### Aim of the exercise
Repeat the entire listing exactly.

----------------------------------------

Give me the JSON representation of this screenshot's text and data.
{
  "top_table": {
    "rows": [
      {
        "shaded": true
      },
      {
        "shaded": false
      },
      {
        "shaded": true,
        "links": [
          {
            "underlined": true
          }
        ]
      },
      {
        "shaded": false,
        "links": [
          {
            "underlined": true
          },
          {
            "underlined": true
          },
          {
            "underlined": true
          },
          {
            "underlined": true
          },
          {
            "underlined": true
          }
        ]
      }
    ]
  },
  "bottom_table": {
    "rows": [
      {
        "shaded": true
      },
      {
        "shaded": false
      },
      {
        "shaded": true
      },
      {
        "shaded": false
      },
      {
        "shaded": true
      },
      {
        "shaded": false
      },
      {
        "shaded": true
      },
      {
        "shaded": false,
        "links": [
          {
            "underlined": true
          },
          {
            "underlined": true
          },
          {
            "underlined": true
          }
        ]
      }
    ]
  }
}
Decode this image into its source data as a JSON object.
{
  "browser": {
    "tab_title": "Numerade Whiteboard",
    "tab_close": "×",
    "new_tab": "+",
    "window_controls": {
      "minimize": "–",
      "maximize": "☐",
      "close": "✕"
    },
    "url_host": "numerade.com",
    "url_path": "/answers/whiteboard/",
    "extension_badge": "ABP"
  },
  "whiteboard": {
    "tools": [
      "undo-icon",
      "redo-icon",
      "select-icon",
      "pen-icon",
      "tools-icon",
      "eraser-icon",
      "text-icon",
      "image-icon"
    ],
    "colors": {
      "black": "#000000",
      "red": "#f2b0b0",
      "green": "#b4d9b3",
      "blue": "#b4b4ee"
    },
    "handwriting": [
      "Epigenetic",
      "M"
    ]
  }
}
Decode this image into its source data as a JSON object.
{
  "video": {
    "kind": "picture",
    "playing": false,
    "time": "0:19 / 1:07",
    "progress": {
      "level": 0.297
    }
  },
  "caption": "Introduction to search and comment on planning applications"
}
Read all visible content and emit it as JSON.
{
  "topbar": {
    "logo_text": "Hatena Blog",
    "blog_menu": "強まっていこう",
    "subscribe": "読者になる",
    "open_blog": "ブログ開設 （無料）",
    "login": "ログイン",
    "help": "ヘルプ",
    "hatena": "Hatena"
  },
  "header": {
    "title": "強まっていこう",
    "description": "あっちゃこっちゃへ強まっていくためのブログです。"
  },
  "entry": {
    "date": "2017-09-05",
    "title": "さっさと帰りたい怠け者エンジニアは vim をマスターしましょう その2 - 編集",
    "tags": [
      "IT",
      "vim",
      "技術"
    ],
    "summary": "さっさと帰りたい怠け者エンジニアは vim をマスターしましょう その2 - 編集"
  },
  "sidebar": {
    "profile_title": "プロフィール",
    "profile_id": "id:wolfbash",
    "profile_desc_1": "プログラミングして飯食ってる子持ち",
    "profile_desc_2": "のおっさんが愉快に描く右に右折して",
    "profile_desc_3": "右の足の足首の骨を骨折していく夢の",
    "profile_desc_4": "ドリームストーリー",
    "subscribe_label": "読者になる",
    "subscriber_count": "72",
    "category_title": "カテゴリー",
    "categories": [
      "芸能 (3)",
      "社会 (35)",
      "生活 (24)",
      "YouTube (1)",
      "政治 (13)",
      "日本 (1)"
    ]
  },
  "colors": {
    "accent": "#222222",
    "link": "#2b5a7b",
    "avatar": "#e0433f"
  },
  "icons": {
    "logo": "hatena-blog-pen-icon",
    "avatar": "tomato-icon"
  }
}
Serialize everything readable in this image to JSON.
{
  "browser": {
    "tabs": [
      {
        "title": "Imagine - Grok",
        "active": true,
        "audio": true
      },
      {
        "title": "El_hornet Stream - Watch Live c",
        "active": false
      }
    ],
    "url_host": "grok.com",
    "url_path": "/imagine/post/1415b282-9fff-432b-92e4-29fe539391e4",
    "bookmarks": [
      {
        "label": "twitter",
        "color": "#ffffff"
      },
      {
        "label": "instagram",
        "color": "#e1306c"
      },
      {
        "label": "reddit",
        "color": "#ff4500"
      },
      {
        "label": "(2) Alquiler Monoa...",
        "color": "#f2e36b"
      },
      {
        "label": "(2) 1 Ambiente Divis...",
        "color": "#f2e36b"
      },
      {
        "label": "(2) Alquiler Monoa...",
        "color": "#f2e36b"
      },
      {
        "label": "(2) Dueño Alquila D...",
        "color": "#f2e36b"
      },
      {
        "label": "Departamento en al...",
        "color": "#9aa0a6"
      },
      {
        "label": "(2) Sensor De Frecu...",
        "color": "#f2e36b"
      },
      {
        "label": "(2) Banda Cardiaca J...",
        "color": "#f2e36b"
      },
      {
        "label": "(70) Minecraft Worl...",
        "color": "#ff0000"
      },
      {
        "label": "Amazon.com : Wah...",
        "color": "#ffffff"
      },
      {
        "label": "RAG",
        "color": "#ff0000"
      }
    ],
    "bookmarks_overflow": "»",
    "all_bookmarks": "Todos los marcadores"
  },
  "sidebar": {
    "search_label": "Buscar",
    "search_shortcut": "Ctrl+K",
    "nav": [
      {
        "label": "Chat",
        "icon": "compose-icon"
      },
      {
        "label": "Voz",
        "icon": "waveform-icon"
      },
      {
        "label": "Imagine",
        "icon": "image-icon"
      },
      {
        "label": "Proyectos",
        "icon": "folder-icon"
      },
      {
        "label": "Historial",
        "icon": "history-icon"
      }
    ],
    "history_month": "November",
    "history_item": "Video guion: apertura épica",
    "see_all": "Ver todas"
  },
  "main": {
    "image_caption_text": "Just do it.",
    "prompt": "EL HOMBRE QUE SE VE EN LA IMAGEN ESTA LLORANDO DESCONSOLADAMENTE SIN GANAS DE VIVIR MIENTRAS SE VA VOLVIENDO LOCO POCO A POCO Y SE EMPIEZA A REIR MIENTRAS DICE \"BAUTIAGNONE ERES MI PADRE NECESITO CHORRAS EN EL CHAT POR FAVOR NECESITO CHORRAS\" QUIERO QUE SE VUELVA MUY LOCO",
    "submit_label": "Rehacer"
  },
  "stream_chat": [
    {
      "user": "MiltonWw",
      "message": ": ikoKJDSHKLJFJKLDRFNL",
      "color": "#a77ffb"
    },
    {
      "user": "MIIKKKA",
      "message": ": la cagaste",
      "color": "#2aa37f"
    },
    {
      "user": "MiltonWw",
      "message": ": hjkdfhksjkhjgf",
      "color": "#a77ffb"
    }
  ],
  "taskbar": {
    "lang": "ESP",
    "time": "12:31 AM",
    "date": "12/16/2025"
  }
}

----------------------------------------

### Correct answer
Give me the JSON representation of this screenshot's text and data.
{
  "top_table": {
    "rows": [
      {
        "shaded": true
      },
      {
        "shaded": false
      },
      {
        "shaded": true,
        "links": [
          {
            "underlined": true
          }
        ]
      },
      {
        "shaded": false,
        "links": [
          {
            "underlined": true
          },
          {
            "underlined": true
          },
          {
            "underlined": true
          },
          {
            "underlined": true
          },
          {
            "underlined": true
          }
        ]
      }
    ]
  },
  "bottom_table": {
    "rows": [
      {
        "shaded": true
      },
      {
        "shaded": false
      },
      {
        "shaded": true
      },
      {
        "shaded": false
      },
      {
        "shaded": true
      },
      {
        "shaded": false
      },
      {
        "shaded": true
      },
      {
        "shaded": false,
        "links": [
          {
            "underlined": true
          },
          {
            "underlined": true
          },
          {
            "underlined": true
          }
        ]
      }
    ]
  }
}
Decode this image into its source data as a JSON object.
{
  "browser": {
    "tab_title": "Numerade Whiteboard",
    "tab_close": "×",
    "new_tab": "+",
    "window_controls": {
      "minimize": "–",
      "maximize": "☐",
      "close": "✕"
    },
    "url_host": "numerade.com",
    "url_path": "/answers/whiteboard/",
    "extension_badge": "ABP"
  },
  "whiteboard": {
    "tools": [
      "undo-icon",
      "redo-icon",
      "select-icon",
      "pen-icon",
      "tools-icon",
      "eraser-icon",
      "text-icon",
      "image-icon"
    ],
    "colors": {
      "black": "#000000",
      "red": "#f2b0b0",
      "green": "#b4d9b3",
      "blue": "#b4b4ee"
    },
    "handwriting": [
      "Epigenetic",
      "M"
    ]
  }
}
Decode this image into its source data as a JSON object.
{
  "video": {
    "kind": "picture",
    "playing": false,
    "time": "0:19 / 1:07",
    "progress": {
      "level": 0.297
    }
  },
  "caption": "Introduction to search and comment on planning applications"
}
Read all visible content and emit it as JSON.
{
  "topbar": {
    "logo_text": "Hatena Blog",
    "blog_menu": "強まっていこう",
    "subscribe": "読者になる",
    "open_blog": "ブログ開設 （無料）",
    "login": "ログイン",
    "help": "ヘルプ",
    "hatena": "Hatena"
  },
  "header": {
    "title": "強まっていこう",
    "description": "あっちゃこっちゃへ強まっていくためのブログです。"
  },
  "entry": {
    "date": "2017-09-05",
    "title": "さっさと帰りたい怠け者エンジニアは vim をマスターしましょう その2 - 編集",
    "tags": [
      "IT",
      "vim",
      "技術"
    ],
    "summary": "さっさと帰りたい怠け者エンジニアは vim をマスターしましょう その2 - 編集"
  },
  "sidebar": {
    "profile_title": "プロフィール",
    "profile_id": "id:wolfbash",
    "profile_desc_1": "プログラミングして飯食ってる子持ち",
    "profile_desc_2": "のおっさんが愉快に描く右に右折して",
    "profile_desc_3": "右の足の足首の骨を骨折していく夢の",
    "profile_desc_4": "ドリームストーリー",
    "subscribe_label": "読者になる",
    "subscriber_count": "72",
    "category_title": "カテゴリー",
    "categories": [
      "芸能 (3)",
      "社会 (35)",
      "生活 (24)",
      "YouTube (1)",
      "政治 (13)",
      "日本 (1)"
    ]
  },
  "colors": {
    "accent": "#222222",
    "link": "#2b5a7b",
    "avatar": "#e0433f"
  },
  "icons": {
    "logo": "hatena-blog-pen-icon",
    "avatar": "tomato-icon"
  }
}
Serialize everything readable in this image to JSON.
{
  "browser": {
    "tabs": [
      {
        "title": "Imagine - Grok",
        "active": true,
        "audio": true
      },
      {
        "title": "El_hornet Stream - Watch Live c",
        "active": false
      }
    ],
    "url_host": "grok.com",
    "url_path": "/imagine/post/1415b282-9fff-432b-92e4-29fe539391e4",
    "bookmarks": [
      {
        "label": "twitter",
        "color": "#ffffff"
      },
      {
        "label": "instagram",
        "color": "#e1306c"
      },
      {
        "label": "reddit",
        "color": "#ff4500"
      },
      {
        "label": "(2) Alquiler Monoa...",
        "color": "#f2e36b"
      },
      {
        "label": "(2) 1 Ambiente Divis...",
        "color": "#f2e36b"
      },
      {
        "label": "(2) Alquiler Monoa...",
        "color": "#f2e36b"
      },
      {
        "label": "(2) Dueño Alquila D...",
        "color": "#f2e36b"
      },
      {
        "label": "Departamento en al...",
        "color": "#9aa0a6"
      },
      {
        "label": "(2) Sensor De Frecu...",
        "color": "#f2e36b"
      },
      {
        "label": "(2) Banda Cardiaca J...",
        "color": "#f2e36b"
      },
      {
        "label": "(70) Minecraft Worl...",
        "color": "#ff0000"
      },
      {
        "label": "Amazon.com : Wah...",
        "color": "#ffffff"
      },
      {
        "label": "RAG",
        "color": "#ff0000"
      }
    ],
    "bookmarks_overflow": "»",
    "all_bookmarks": "Todos los marcadores"
  },
  "sidebar": {
    "search_label": "Buscar",
    "search_shortcut": "Ctrl+K",
    "nav": [
      {
        "label": "Chat",
        "icon": "compose-icon"
      },
      {
        "label": "Voz",
        "icon": "waveform-icon"
      },
      {
        "label": "Imagine",
        "icon": "image-icon"
      },
      {
        "label": "Proyectos",
        "icon": "folder-icon"
      },
      {
        "label": "Historial",
        "icon": "history-icon"
      }
    ],
    "history_month": "November",
    "history_item": "Video guion: apertura épica",
    "see_all": "Ver todas"
  },
  "main": {
    "image_caption_text": "Just do it.",
    "prompt": "EL HOMBRE QUE SE VE EN LA IMAGEN ESTA LLORANDO DESCONSOLADAMENTE SIN GANAS DE VIVIR MIENTRAS SE VA VOLVIENDO LOCO POCO A POCO Y SE EMPIEZA A REIR MIENTRAS DICE \"BAUTIAGNONE ERES MI PADRE NECESITO CHORRAS EN EL CHAT POR FAVOR NECESITO CHORRAS\" QUIERO QUE SE VUELVA MUY LOCO",
    "submit_label": "Rehacer"
  },
  "stream_chat": [
    {
      "user": "MiltonWw",
      "message": ": ikoKJDSHKLJFJKLDRFNL",
      "color": "#a77ffb"
    },
    {
      "user": "MIIKKKA",
      "message": ": la cagaste",
      "color": "#2aa37f"
    },
    {
      "user": "MiltonWw",
      "message": ": hjkdfhksjkhjgf",
      "color": "#a77ffb"
    }
  ],
  "taskbar": {
    "lang": "ESP",
    "time": "12:31 AM",
    "date": "12/16/2025"
  }
}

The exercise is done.